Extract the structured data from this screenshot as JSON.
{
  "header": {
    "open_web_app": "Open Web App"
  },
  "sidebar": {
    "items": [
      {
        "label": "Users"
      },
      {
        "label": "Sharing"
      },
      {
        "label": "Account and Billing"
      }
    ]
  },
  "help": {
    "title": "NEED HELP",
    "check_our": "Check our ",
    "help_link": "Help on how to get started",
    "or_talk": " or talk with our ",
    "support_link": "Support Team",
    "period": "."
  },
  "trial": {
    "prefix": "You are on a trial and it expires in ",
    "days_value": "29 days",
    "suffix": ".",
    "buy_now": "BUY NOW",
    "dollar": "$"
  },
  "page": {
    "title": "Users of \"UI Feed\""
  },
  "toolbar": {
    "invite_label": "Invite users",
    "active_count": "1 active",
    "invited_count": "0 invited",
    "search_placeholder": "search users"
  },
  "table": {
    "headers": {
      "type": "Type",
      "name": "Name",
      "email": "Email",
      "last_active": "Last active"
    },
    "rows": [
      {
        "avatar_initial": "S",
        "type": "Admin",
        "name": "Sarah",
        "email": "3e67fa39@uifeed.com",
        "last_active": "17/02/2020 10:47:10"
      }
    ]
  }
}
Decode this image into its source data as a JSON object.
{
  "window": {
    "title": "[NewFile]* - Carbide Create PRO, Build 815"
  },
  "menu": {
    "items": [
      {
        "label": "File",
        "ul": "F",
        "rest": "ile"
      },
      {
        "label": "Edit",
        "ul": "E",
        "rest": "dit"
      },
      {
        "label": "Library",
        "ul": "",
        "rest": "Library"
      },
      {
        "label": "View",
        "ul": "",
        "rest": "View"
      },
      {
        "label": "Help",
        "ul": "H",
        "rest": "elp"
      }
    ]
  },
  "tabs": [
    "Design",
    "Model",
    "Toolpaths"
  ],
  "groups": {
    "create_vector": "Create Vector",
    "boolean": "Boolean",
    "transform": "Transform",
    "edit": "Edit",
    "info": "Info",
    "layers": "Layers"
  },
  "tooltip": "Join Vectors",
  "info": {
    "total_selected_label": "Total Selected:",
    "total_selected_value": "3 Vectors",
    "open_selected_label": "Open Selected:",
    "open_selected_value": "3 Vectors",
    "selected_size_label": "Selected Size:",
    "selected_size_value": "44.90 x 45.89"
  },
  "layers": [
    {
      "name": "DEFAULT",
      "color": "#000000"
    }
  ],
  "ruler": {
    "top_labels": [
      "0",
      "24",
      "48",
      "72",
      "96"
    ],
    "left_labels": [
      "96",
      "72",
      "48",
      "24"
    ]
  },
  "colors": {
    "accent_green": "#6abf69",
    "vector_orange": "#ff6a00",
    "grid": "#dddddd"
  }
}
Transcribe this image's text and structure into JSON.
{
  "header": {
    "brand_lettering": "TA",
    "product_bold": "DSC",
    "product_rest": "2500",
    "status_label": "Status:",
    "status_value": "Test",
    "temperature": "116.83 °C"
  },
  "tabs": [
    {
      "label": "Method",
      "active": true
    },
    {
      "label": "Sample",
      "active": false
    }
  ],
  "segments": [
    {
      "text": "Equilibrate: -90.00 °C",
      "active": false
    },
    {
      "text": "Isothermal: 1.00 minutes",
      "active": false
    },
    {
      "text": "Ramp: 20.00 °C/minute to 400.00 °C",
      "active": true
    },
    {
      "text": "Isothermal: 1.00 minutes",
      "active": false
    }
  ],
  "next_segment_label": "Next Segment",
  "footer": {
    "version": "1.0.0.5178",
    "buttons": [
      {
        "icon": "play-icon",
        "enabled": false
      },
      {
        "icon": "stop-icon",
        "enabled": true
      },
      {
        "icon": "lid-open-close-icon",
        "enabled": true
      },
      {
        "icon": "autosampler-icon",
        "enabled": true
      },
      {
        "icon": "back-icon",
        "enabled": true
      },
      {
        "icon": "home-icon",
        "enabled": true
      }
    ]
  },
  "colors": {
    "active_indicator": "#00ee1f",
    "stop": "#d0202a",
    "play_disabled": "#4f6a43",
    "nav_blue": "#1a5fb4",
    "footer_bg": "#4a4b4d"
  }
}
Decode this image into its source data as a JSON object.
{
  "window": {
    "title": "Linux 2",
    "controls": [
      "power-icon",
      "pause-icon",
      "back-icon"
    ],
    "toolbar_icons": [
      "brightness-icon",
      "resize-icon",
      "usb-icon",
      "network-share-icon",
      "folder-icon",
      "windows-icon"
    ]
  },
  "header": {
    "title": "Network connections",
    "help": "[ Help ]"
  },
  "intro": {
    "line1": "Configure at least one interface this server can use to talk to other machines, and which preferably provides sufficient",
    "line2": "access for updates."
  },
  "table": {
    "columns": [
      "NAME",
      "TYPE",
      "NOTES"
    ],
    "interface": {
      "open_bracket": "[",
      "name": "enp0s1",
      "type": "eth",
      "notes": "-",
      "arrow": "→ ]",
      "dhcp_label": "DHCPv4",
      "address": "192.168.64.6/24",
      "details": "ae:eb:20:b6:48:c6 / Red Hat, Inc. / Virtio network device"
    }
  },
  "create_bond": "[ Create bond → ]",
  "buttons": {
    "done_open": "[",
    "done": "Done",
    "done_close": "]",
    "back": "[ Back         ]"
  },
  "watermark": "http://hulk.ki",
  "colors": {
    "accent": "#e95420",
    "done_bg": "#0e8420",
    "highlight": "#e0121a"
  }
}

▸ **Direction**:
Print again each line of the listing above, exactly as it appears.

▸ **Answer in full**:
Extract the structured data from this screenshot as JSON.
{
  "header": {
    "open_web_app": "Open Web App"
  },
  "sidebar": {
    "items": [
      {
        "label": "Users"
      },
      {
        "label": "Sharing"
      },
      {
        "label": "Account and Billing"
      }
    ]
  },
  "help": {
    "title": "NEED HELP",
    "check_our": "Check our ",
    "help_link": "Help on how to get started",
    "or_talk": " or talk with our ",
    "support_link": "Support Team",
    "period": "."
  },
  "trial": {
    "prefix": "You are on a trial and it expires in ",
    "days_value": "29 days",
    "suffix": ".",
    "buy_now": "BUY NOW",
    "dollar": "$"
  },
  "page": {
    "title": "Users of \"UI Feed\""
  },
  "toolbar": {
    "invite_label": "Invite users",
    "active_count": "1 active",
    "invited_count": "0 invited",
    "search_placeholder": "search users"
  },
  "table": {
    "headers": {
      "type": "Type",
      "name": "Name",
      "email": "Email",
      "last_active": "Last active"
    },
    "rows": [
      {
        "avatar_initial": "S",
        "type": "Admin",
        "name": "Sarah",
        "email": "3e67fa39@uifeed.com",
        "last_active": "17/02/2020 10:47:10"
      }
    ]
  }
}
Decode this image into its source data as a JSON object.
{
  "window": {
    "title": "[NewFile]* - Carbide Create PRO, Build 815"
  },
  "menu": {
    "items": [
      {
        "label": "File",
        "ul": "F",
        "rest": "ile"
      },
      {
        "label": "Edit",
        "ul": "E",
        "rest": "dit"
      },
      {
        "label": "Library",
        "ul": "",
        "rest": "Library"
      },
      {
        "label": "View",
        "ul": "",
        "rest": "View"
      },
      {
        "label": "Help",
        "ul": "H",
        "rest": "elp"
      }
    ]
  },
  "tabs": [
    "Design",
    "Model",
    "Toolpaths"
  ],
  "groups": {
    "create_vector": "Create Vector",
    "boolean": "Boolean",
    "transform": "Transform",
    "edit": "Edit",
    "info": "Info",
    "layers": "Layers"
  },
  "tooltip": "Join Vectors",
  "info": {
    "total_selected_label": "Total Selected:",
    "total_selected_value": "3 Vectors",
    "open_selected_label": "Open Selected:",
    "open_selected_value": "3 Vectors",
    "selected_size_label": "Selected Size:",
    "selected_size_value": "44.90 x 45.89"
  },
  "layers": [
    {
      "name": "DEFAULT",
      "color": "#000000"
    }
  ],
  "ruler": {
    "top_labels": [
      "0",
      "24",
      "48",
      "72",
      "96"
    ],
    "left_labels": [
      "96",
      "72",
      "48",
      "24"
    ]
  },
  "colors": {
    "accent_green": "#6abf69",
    "vector_orange": "#ff6a00",
    "grid": "#dddddd"
  }
}
Transcribe this image's text and structure into JSON.
{
  "header": {
    "brand_lettering": "TA",
    "product_bold": "DSC",
    "product_rest": "2500",
    "status_label": "Status:",
    "status_value": "Test",
    "temperature": "116.83 °C"
  },
  "tabs": [
    {
      "label": "Method",
      "active": true
    },
    {
      "label": "Sample",
      "active": false
    }
  ],
  "segments": [
    {
      "text": "Equilibrate: -90.00 °C",
      "active": false
    },
    {
      "text": "Isothermal: 1.00 minutes",
      "active": false
    },
    {
      "text": "Ramp: 20.00 °C/minute to 400.00 °C",
      "active": true
    },
    {
      "text": "Isothermal: 1.00 minutes",
      "active": false
    }
  ],
  "next_segment_label": "Next Segment",
  "footer": {
    "version": "1.0.0.5178",
    "buttons": [
      {
        "icon": "play-icon",
        "enabled": false
      },
      {
        "icon": "stop-icon",
        "enabled": true
      },
      {
        "icon": "lid-open-close-icon",
        "enabled": true
      },
      {
        "icon": "autosampler-icon",
        "enabled": true
      },
      {
        "icon": "back-icon",
        "enabled": true
      },
      {
        "icon": "home-icon",
        "enabled": true
      }
    ]
  },
  "colors": {
    "active_indicator": "#00ee1f",
    "stop": "#d0202a",
    "play_disabled": "#4f6a43",
    "nav_blue": "#1a5fb4",
    "footer_bg": "#4a4b4d"
  }
}
Decode this image into its source data as a JSON object.
{
  "window": {
    "title": "Linux 2",
    "controls": [
      "power-icon",
      "pause-icon",
      "back-icon"
    ],
    "toolbar_icons": [
      "brightness-icon",
      "resize-icon",
      "usb-icon",
      "network-share-icon",
      "folder-icon",
      "windows-icon"
    ]
  },
  "header": {
    "title": "Network connections",
    "help": "[ Help ]"
  },
  "intro": {
    "line1": "Configure at least one interface this server can use to talk to other machines, and which preferably provides sufficient",
    "line2": "access for updates."
  },
  "table": {
    "columns": [
      "NAME",
      "TYPE",
      "NOTES"
    ],
    "interface": {
      "open_bracket": "[",
      "name": "enp0s1",
      "type": "eth",
      "notes": "-",
      "arrow": "→ ]",
      "dhcp_label": "DHCPv4",
      "address": "192.168.64.6/24",
      "details": "ae:eb:20:b6:48:c6 / Red Hat, Inc. / Virtio network device"
    }
  },
  "create_bond": "[ Create bond → ]",
  "buttons": {
    "done_open": "[",
    "done": "Done",
    "done_close": "]",
    "back": "[ Back         ]"
  },
  "watermark": "http://hulk.ki",
  "colors": {
    "accent": "#e95420",
    "done_bg": "#0e8420",
    "highlight": "#e0121a"
  }
}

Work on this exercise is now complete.